Scan the listing below. Report each line that includes "nocy".

(Dataset excerpts):
-----
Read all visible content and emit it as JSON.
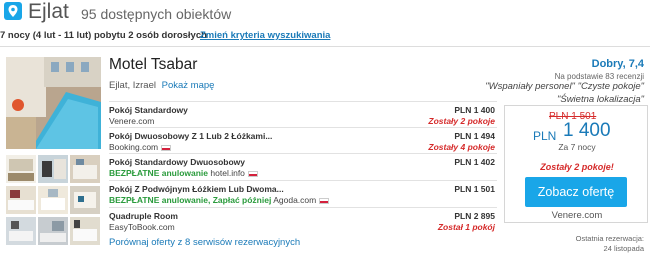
{
  "header": {
    "city": "Ejlat",
    "count": "95 dostępnych obiektów",
    "stay": "7 nocy (4 lut - 11 lut) pobytu 2 osób dorosłych",
    "change_criteria": "Zmień kryteria wyszukiwania"
  },
  "hotel": {
    "name": "Motel Tsabar",
    "location": "Ejlat, Izrael",
    "map_link": "Pokaż mapę",
    "rating": "Dobry, 7,4",
    "rating_base": "Na podstawie 83 recenzji",
    "review_1": "\"Wspaniały personel\"",
    "review_2": "\"Czyste pokoje\"",
    "review_3": "\"Świetna lokalizacja\""
  },
  "offers": [
    {
      "title": "Pokój Standardowy",
      "vendor": "Venere.com",
      "free_cancel": "",
      "pay_later": "",
      "price": "PLN 1 400",
      "rooms_left": "Zostały 2 pokoje",
      "flag": false
    },
    {
      "title": "Pokój Dwuosobowy Z 1 Lub 2 Łóżkami...",
      "vendor": "Booking.com",
      "free_cancel": "",
      "pay_later": "",
      "price": "PLN 1 494",
      "rooms_left": "Zostały 4 pokoje",
      "flag": true
    },
    {
      "title": "Pokój Standardowy Dwuosobowy",
      "vendor": "hotel.info",
      "free_cancel": "BEZPŁATNE anulowanie",
      "pay_later": "",
      "price": "PLN 1 402",
      "rooms_left": "",
      "flag": true
    },
    {
      "title": "Pokój Z Podwójnym Łóżkiem Lub Dwoma...",
      "vendor": "Agoda.com",
      "free_cancel": "BEZPŁATNE anulowanie, Zapłać później",
      "pay_later": "",
      "price": "PLN 1 501",
      "rooms_left": "",
      "flag": true
    },
    {
      "title": "Quadruple Room",
      "vendor": "EasyToBook.com",
      "free_cancel": "",
      "pay_later": "",
      "price": "PLN 2 895",
      "rooms_left": "Został 1 pokój",
      "flag": false
    }
  ],
  "compare_link": "Porównaj oferty z 8 serwisów rezerwacyjnych",
  "deal": {
    "old_price": "PLN 1 501",
    "currency": "PLN",
    "new_price": "1 400",
    "nights": "Za 7 nocy",
    "rooms_left": "Zostały 2 pokoje!",
    "cta": "Zobacz ofertę",
    "vendor": "Venere.com"
  },
  "last_reservation": {
    "label": "Ostatnia rezerwacja:",
    "date": "24 listopada"
  },
  "colors": {
    "accent": "#1a7ab8",
    "cta": "#19a6e8",
    "alert": "#d52a2a",
    "free": "#2a9b3c"
  }
}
-----
(REPLY TO THE TASK):
    "stay": "7 nocy (4 lut - 11 lut) pobytu 2 osób dorosłych",
    "nights": "Za 7 nocy",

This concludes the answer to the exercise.